··· GIVEN RECORDS

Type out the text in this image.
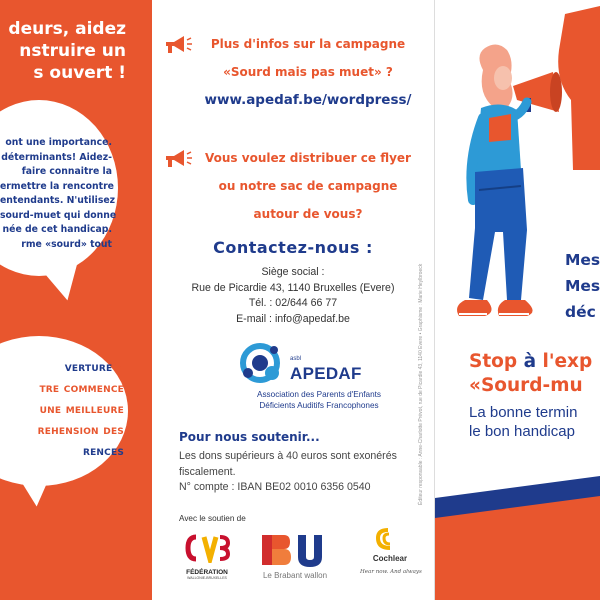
deurs, aidez
nstruire un
s ouvert !
ont une importance.
déterminants! Aidez-
faire connaitre la
ermettre la rencontre
entendants. N'utilisez
sourd-muet qui donne
née de cet handicap.
rme «sourd» tout
verture a
tre commence
une meilleure
rehension des
rences
Plus d'infos sur la campagne
«Sourd mais pas muet» ?
www.apedaf.be/wordpress/
Vous voulez distribuer ce flyer
ou notre sac de campagne
autour de vous?
Contactez-nous :
Siège social :
Rue de Picardie 43, 1140 Bruxelles (Evere)
Tél. : 02/644 66 77
E-mail : info@apedaf.be
asbl
APEDAF
Association des Parents d'Enfants
Déficients Auditifs Francophones
Pour nous soutenir...
Les dons supérieurs à 40 euros sont exonérés
fiscalement.
N° compte : IBAN BE02 0010 6356 0540
Avec le soutien de
FÉDÉRATION
WALLONIE-BRUXELLES	Le Brabant wallon
Cochlear
Hear now. And always
Éditeur responsable : Anne-Charlotte Prévot, rue de Picardie 43, 1140 Evere • Graphisme : Marie Heylbroeck
Mes
Mes
déc
Stop à l'exp
«Sourd-mu
La bonne termin
le bon handicap
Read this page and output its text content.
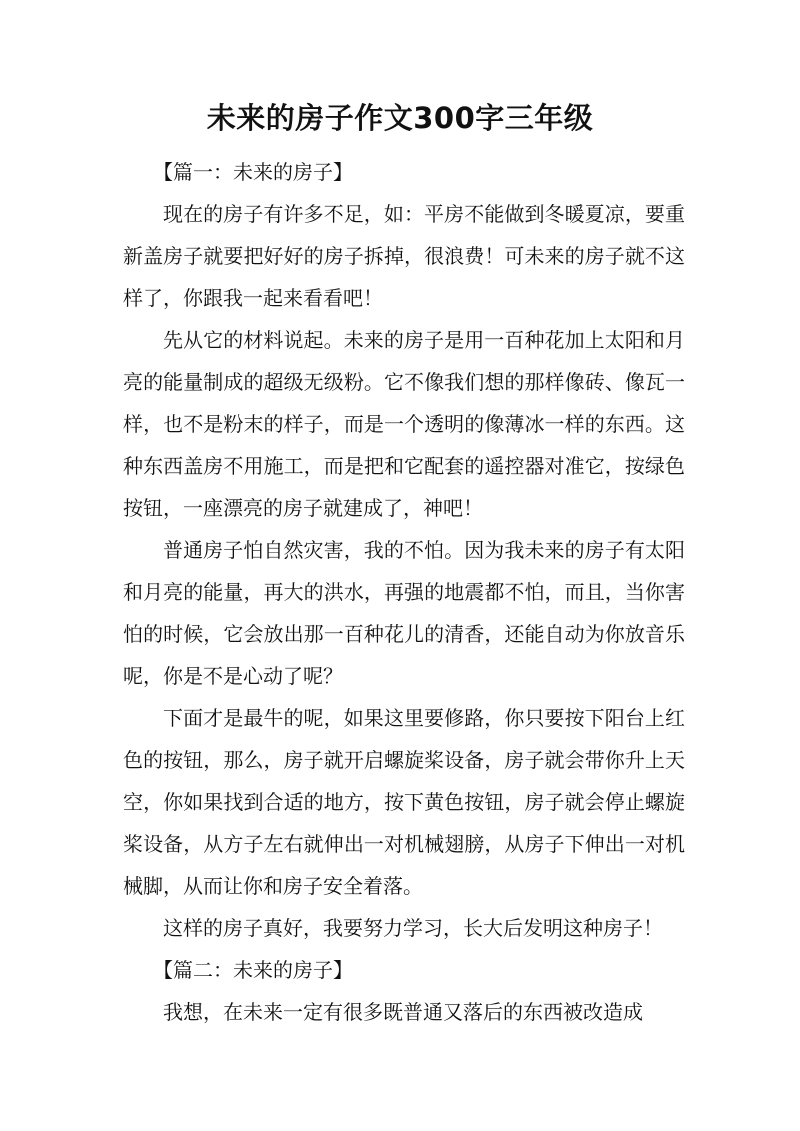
未来的房子作文300字三年级

【篇一：未来的房子】

现在的房子有许多不足，如：平房不能做到冬暖夏凉，要重新盖房子就要把好好的房子拆掉，很浪费！可未来的房子就不这样了，你跟我一起来看看吧！

先从它的材料说起。未来的房子是用一百种花加上太阳和月亮的能量制成的超级无级粉。它不像我们想的那样像砖、像瓦一样，也不是粉末的样子，而是一个透明的像薄冰一样的东西。这种东西盖房不用施工，而是把和它配套的遥控器对准它，按绿色按钮，一座漂亮的房子就建成了，神吧！

普通房子怕自然灾害，我的不怕。因为我未来的房子有太阳和月亮的能量，再大的洪水，再强的地震都不怕，而且，当你害怕的时候，它会放出那一百种花儿的清香，还能自动为你放音乐呢，你是不是心动了呢？

下面才是最牛的呢，如果这里要修路，你只要按下阳台上红色的按钮，那么，房子就开启螺旋桨设备，房子就会带你升上天空，你如果找到合适的地方，按下黄色按钮，房子就会停止螺旋桨设备，从方子左右就伸出一对机械翅膀，从房子下伸出一对机械脚，从而让你和房子安全着落。

这样的房子真好，我要努力学习，长大后发明这种房子！

【篇二：未来的房子】

我想，在未来一定有很多既普通又落后的东西被改造成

······

> WHAT NEEDS TO BE DONE: Where a line holds the string "muet", copy that line.

> EXERCISE OUTPUT:
sourd-muet qui donne
«Sourd mais pas muet» ?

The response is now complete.